#### MATERIAL SUPPLIED:

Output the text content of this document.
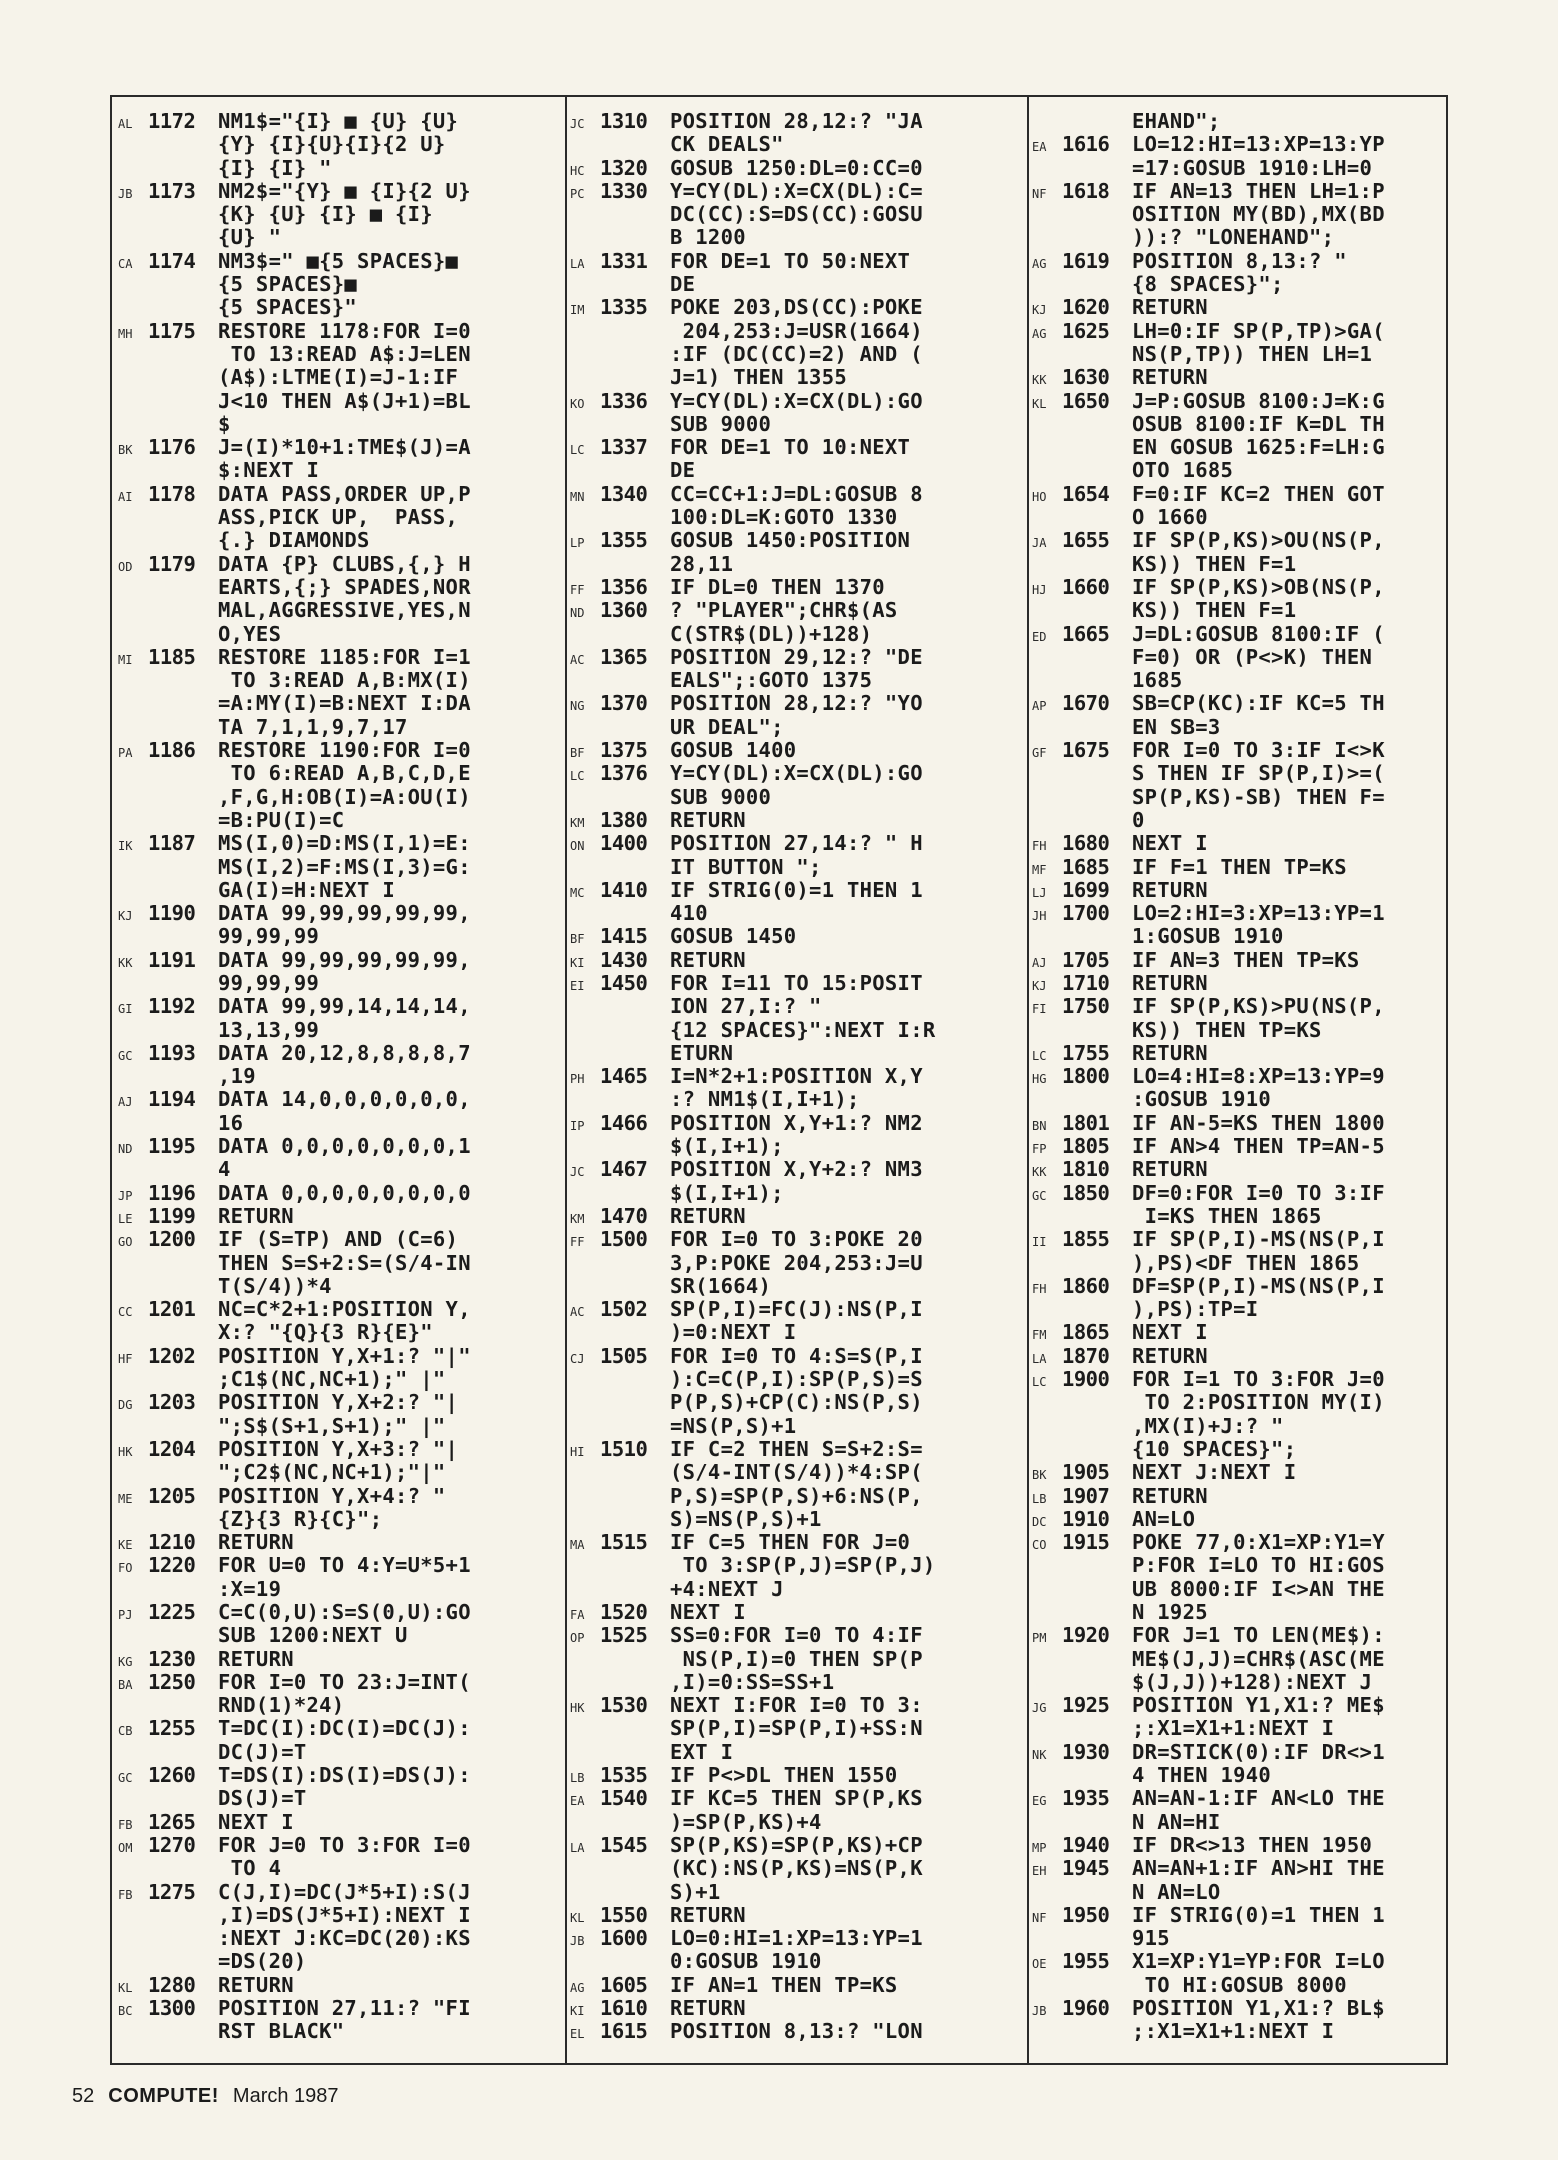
AL 1172	NM1$="{I} ■ {U} {U}
{Y} {I}{U}{I}{2 U}
{I} {I} "
JB 1173	NM2$="{Y} ■ {I}{2 U}
{K} {U} {I} ■ {I}
{U} "
CA 1174	NM3$=" ■{5 SPACES}■
{5 SPACES}■
{5 SPACES}"
MH 1175	RESTORE 1178:FOR I=0
TO 13:READ A$:J=LEN
(A$):LTME(I)=J-1:IF
J<10 THEN A$(J+1)=BL
$
BK 1176	J=(I)*10+1:TME$(J)=A
$:NEXT I
AI 1178	DATA PASS,ORDER UP,P
ASS,PICK UP,  PASS,
{.} DIAMONDS
OD 1179	DATA {P} CLUBS,{,} H
EARTS,{;} SPADES,NOR
MAL,AGGRESSIVE,YES,N
O,YES
MI 1185	RESTORE 1185:FOR I=1
TO 3:READ A,B:MX(I)
=A:MY(I)=B:NEXT I:DA
TA 7,1,1,9,7,17
PA 1186	RESTORE 1190:FOR I=0
TO 6:READ A,B,C,D,E
,F,G,H:OB(I)=A:OU(I)
=B:PU(I)=C
IK 1187	MS(I,0)=D:MS(I,1)=E:
MS(I,2)=F:MS(I,3)=G:
GA(I)=H:NEXT I
KJ 1190	DATA 99,99,99,99,99,
99,99,99
KK 1191	DATA 99,99,99,99,99,
99,99,99
GI 1192	DATA 99,99,14,14,14,
13,13,99
GC 1193	DATA 20,12,8,8,8,8,7
,19
AJ 1194	DATA 14,0,0,0,0,0,0,
16
ND 1195	DATA 0,0,0,0,0,0,0,1
4
JP 1196	DATA 0,0,0,0,0,0,0,0
LE 1199	RETURN
GO 1200	IF (S=TP) AND (C=6)
THEN S=S+2:S=(S/4-IN
T(S/4))*4
CC 1201	NC=C*2+1:POSITION Y,
X:? "{Q}{3 R}{E}"
HF 1202	POSITION Y,X+1:? "|"
;C1$(NC,NC+1);" |"
DG 1203	POSITION Y,X+2:? "|
";S$(S+1,S+1);" |"
HK 1204	POSITION Y,X+3:? "|
";C2$(NC,NC+1);"|"
ME 1205	POSITION Y,X+4:? "
{Z}{3 R}{C}";
KE 1210	RETURN
FO 1220	FOR U=0 TO 4:Y=U*5+1
:X=19
PJ 1225	C=C(0,U):S=S(0,U):GO
SUB 1200:NEXT U
KG 1230	RETURN
BA 1250	FOR I=0 TO 23:J=INT(
RND(1)*24)
CB 1255	T=DC(I):DC(I)=DC(J):
DC(J)=T
GC 1260	T=DS(I):DS(I)=DS(J):
DS(J)=T
FB 1265	NEXT I
OM 1270	FOR J=0 TO 3:FOR I=0
TO 4
FB 1275	C(J,I)=DC(J*5+I):S(J
,I)=DS(J*5+I):NEXT I
:NEXT J:KC=DC(20):KS
=DS(20)
KL 1280	RETURN
BC 1300	POSITION 27,11:? "FI
RST BLACK"
JC 1310	POSITION 28,12:? "JA
CK DEALS"
HC 1320	GOSUB 1250:DL=0:CC=0
PC 1330	Y=CY(DL):X=CX(DL):C=
DC(CC):S=DS(CC):GOSU
B 1200
LA 1331	FOR DE=1 TO 50:NEXT
DE
IM 1335	POKE 203,DS(CC):POKE
204,253:J=USR(1664)
:IF (DC(CC)=2) AND (
J=1) THEN 1355
KO 1336	Y=CY(DL):X=CX(DL):GO
SUB 9000
LC 1337	FOR DE=1 TO 10:NEXT
DE
MN 1340	CC=CC+1:J=DL:GOSUB 8
100:DL=K:GOTO 1330
LP 1355	GOSUB 1450:POSITION
28,11
FF 1356	IF DL=0 THEN 1370
ND 1360	? "PLAYER";CHR$(AS
C(STR$(DL))+128)
AC 1365	POSITION 29,12:? "DE
EALS";:GOTO 1375
NG 1370	POSITION 28,12:? "YO
UR DEAL";
BF 1375	GOSUB 1400
LC 1376	Y=CY(DL):X=CX(DL):GO
SUB 9000
KM 1380	RETURN
ON 1400	POSITION 27,14:? " H
IT BUTTON ";
MC 1410	IF STRIG(0)=1 THEN 1
410
BF 1415	GOSUB 1450
KI 1430	RETURN
EI 1450	FOR I=11 TO 15:POSIT
ION 27,I:? "
{12 SPACES}":NEXT I:R
ETURN
PH 1465	I=N*2+1:POSITION X,Y
:? NM1$(I,I+1);
IP 1466	POSITION X,Y+1:? NM2
$(I,I+1);
JC 1467	POSITION X,Y+2:? NM3
$(I,I+1);
KM 1470	RETURN
FF 1500	FOR I=0 TO 3:POKE 20
3,P:POKE 204,253:J=U
SR(1664)
AC 1502	SP(P,I)=FC(J):NS(P,I
)=0:NEXT I
CJ 1505	FOR I=0 TO 4:S=S(P,I
):C=C(P,I):SP(P,S)=S
P(P,S)+CP(C):NS(P,S)
=NS(P,S)+1
HI 1510	IF C=2 THEN S=S+2:S=
(S/4-INT(S/4))*4:SP(
P,S)=SP(P,S)+6:NS(P,
S)=NS(P,S)+1
MA 1515	IF C=5 THEN FOR J=0
TO 3:SP(P,J)=SP(P,J)
+4:NEXT J
FA 1520	NEXT I
OP 1525	SS=0:FOR I=0 TO 4:IF
NS(P,I)=0 THEN SP(P
,I)=0:SS=SS+1
HK 1530	NEXT I:FOR I=0 TO 3:
SP(P,I)=SP(P,I)+SS:N
EXT I
LB 1535	IF P<>DL THEN 1550
EA 1540	IF KC=5 THEN SP(P,KS
)=SP(P,KS)+4
LA 1545	SP(P,KS)=SP(P,KS)+CP
(KC):NS(P,KS)=NS(P,K
S)+1
KL 1550	RETURN
JB 1600	LO=0:HI=1:XP=13:YP=1
0:GOSUB 1910
AG 1605	IF AN=1 THEN TP=KS
KI 1610	RETURN
EL 1615	POSITION 8,13:? "LON
EHAND";
EA 1616	LO=12:HI=13:XP=13:YP
=17:GOSUB 1910:LH=0
NF 1618	IF AN=13 THEN LH=1:P
OSITION MY(BD),MX(BD
)):? "LONEHAND";
AG 1619	POSITION 8,13:? "
{8 SPACES}";
KJ 1620	RETURN
AG 1625	LH=0:IF SP(P,TP)>GA(
NS(P,TP)) THEN LH=1
KK 1630	RETURN
KL 1650	J=P:GOSUB 8100:J=K:G
OSUB 8100:IF K=DL TH
EN GOSUB 1625:F=LH:G
OTO 1685
HO 1654	F=0:IF KC=2 THEN GOT
O 1660
JA 1655	IF SP(P,KS)>OU(NS(P,
KS)) THEN F=1
HJ 1660	IF SP(P,KS)>OB(NS(P,
KS)) THEN F=1
ED 1665	J=DL:GOSUB 8100:IF (
F=0) OR (P<>K) THEN
1685
AP 1670	SB=CP(KC):IF KC=5 TH
EN SB=3
GF 1675	FOR I=0 TO 3:IF I<>K
S THEN IF SP(P,I)>=(
SP(P,KS)-SB) THEN F=
0
FH 1680	NEXT I
MF 1685	IF F=1 THEN TP=KS
LJ 1699	RETURN
JH 1700	LO=2:HI=3:XP=13:YP=1
1:GOSUB 1910
AJ 1705	IF AN=3 THEN TP=KS
KJ 1710	RETURN
FI 1750	IF SP(P,KS)>PU(NS(P,
KS)) THEN TP=KS
LC 1755	RETURN
HG 1800	LO=4:HI=8:XP=13:YP=9
:GOSUB 1910
BN 1801	IF AN-5=KS THEN 1800
FP 1805	IF AN>4 THEN TP=AN-5
KK 1810	RETURN
GC 1850	DF=0:FOR I=0 TO 3:IF
I=KS THEN 1865
II 1855	IF SP(P,I)-MS(NS(P,I
),PS)<DF THEN 1865
FH 1860	DF=SP(P,I)-MS(NS(P,I
),PS):TP=I
FM 1865	NEXT I
LA 1870	RETURN
LC 1900	FOR I=1 TO 3:FOR J=0
TO 2:POSITION MY(I)
,MX(I)+J:? "
{10 SPACES}";
BK 1905	NEXT J:NEXT I
LB 1907	RETURN
DC 1910	AN=LO
CO 1915	POKE 77,0:X1=XP:Y1=Y
P:FOR I=LO TO HI:GOS
UB 8000:IF I<>AN THE
N 1925
PM 1920	FOR J=1 TO LEN(ME$):
ME$(J,J)=CHR$(ASC(ME
$(J,J))+128):NEXT J
JG 1925	POSITION Y1,X1:? ME$
;:X1=X1+1:NEXT I
NK 1930	DR=STICK(0):IF DR<>1
4 THEN 1940
EG 1935	AN=AN-1:IF AN<LO THE
N AN=HI
MP 1940	IF DR<>13 THEN 1950
EH 1945	AN=AN+1:IF AN>HI THE
N AN=LO
NF 1950	IF STRIG(0)=1 THEN 1
915
OE 1955	X1=XP:Y1=YP:FOR I=LO
TO HI:GOSUB 8000
JB 1960	POSITION Y1,X1:? BL$
;:X1=X1+1:NEXT I
52 COMPUTE! March 1987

#### REQUEST:
Each line that holds the word "STRIG" should be extracted from the records.

#### WRITTEN ANSWER:
MC 1410	IF STRIG(0)=1 THEN 1
NF 1950	IF STRIG(0)=1 THEN 1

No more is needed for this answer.